[Data records]
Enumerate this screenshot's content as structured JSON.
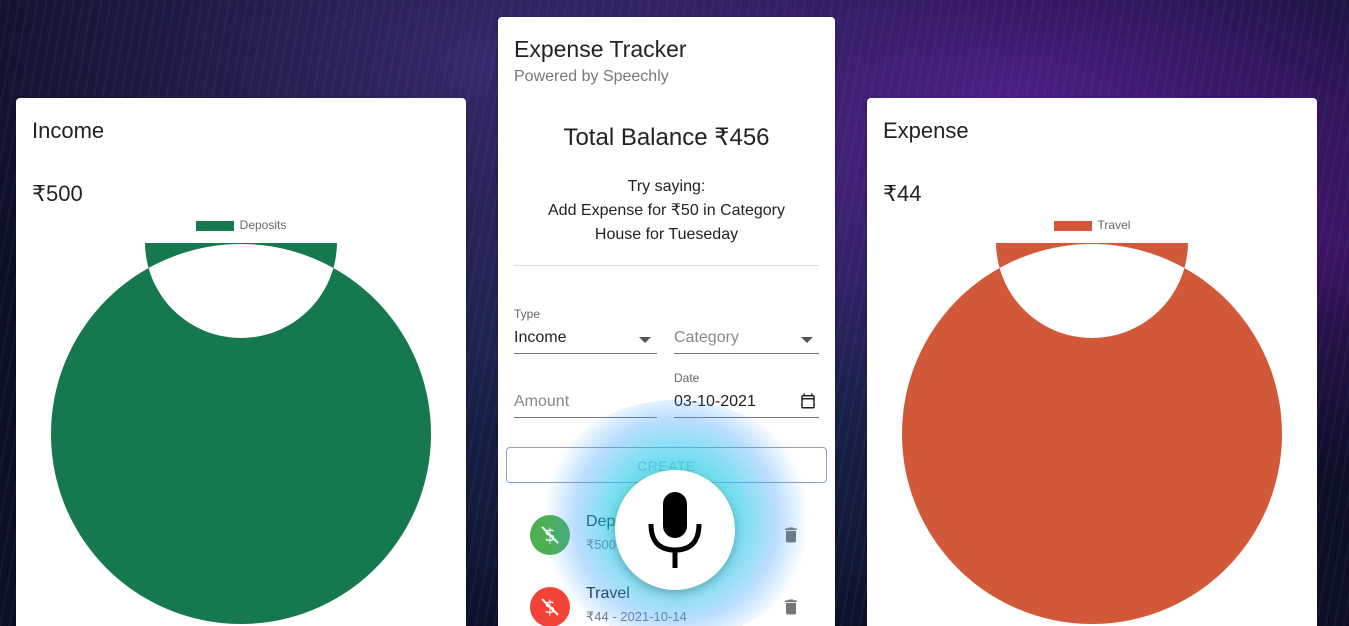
{
  "income": {
    "title": "Income",
    "amount": "₹500",
    "legend_label": "Deposits",
    "color": "#16784F"
  },
  "expense": {
    "title": "Expense",
    "amount": "₹44",
    "legend_label": "Travel",
    "color": "#D2583A"
  },
  "tracker": {
    "title": "Expense Tracker",
    "subtitle": "Powered by Speechly",
    "balance": "Total Balance ₹456",
    "try_saying": "Try saying:",
    "hint_line1": "Add Expense for ₹50 in Category",
    "hint_line2": "House for Tueseday",
    "form": {
      "type_label": "Type",
      "type_value": "Income",
      "category_placeholder": "Category",
      "amount_placeholder": "Amount",
      "date_label": "Date",
      "date_value": "03-10-2021",
      "create_label": "CREATE"
    },
    "transactions": [
      {
        "title": "Deposits",
        "detail": "₹500 - 2021-10-14",
        "color": "#4CAF50"
      },
      {
        "title": "Travel",
        "detail": "₹44 - 2021-10-14",
        "color": "#F44336"
      }
    ]
  },
  "chart_data": [
    {
      "type": "pie",
      "categories": [
        "Deposits"
      ],
      "values": [
        500
      ],
      "colors": [
        "#16784F"
      ],
      "legend": "top-center"
    },
    {
      "type": "pie",
      "categories": [
        "Travel"
      ],
      "values": [
        44
      ],
      "colors": [
        "#D2583A"
      ],
      "legend": "top-center"
    }
  ]
}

Your instructions = In your copy, repeat each record exactly and include no pictures.

Output for this task =
Enumerate this screenshot's content as structured JSON.
{
  "income": {
    "title": "Income",
    "amount": "₹500",
    "legend_label": "Deposits",
    "color": "#16784F"
  },
  "expense": {
    "title": "Expense",
    "amount": "₹44",
    "legend_label": "Travel",
    "color": "#D2583A"
  },
  "tracker": {
    "title": "Expense Tracker",
    "subtitle": "Powered by Speechly",
    "balance": "Total Balance ₹456",
    "try_saying": "Try saying:",
    "hint_line1": "Add Expense for ₹50 in Category",
    "hint_line2": "House for Tueseday",
    "form": {
      "type_label": "Type",
      "type_value": "Income",
      "category_placeholder": "Category",
      "amount_placeholder": "Amount",
      "date_label": "Date",
      "date_value": "03-10-2021",
      "create_label": "CREATE"
    },
    "transactions": [
      {
        "title": "Deposits",
        "detail": "₹500 - 2021-10-14",
        "color": "#4CAF50"
      },
      {
        "title": "Travel",
        "detail": "₹44 - 2021-10-14",
        "color": "#F44336"
      }
    ]
  },
  "chart_data": [
    {
      "type": "pie",
      "categories": [
        "Deposits"
      ],
      "values": [
        500
      ],
      "colors": [
        "#16784F"
      ],
      "legend": "top-center"
    },
    {
      "type": "pie",
      "categories": [
        "Travel"
      ],
      "values": [
        44
      ],
      "colors": [
        "#D2583A"
      ],
      "legend": "top-center"
    }
  ]
}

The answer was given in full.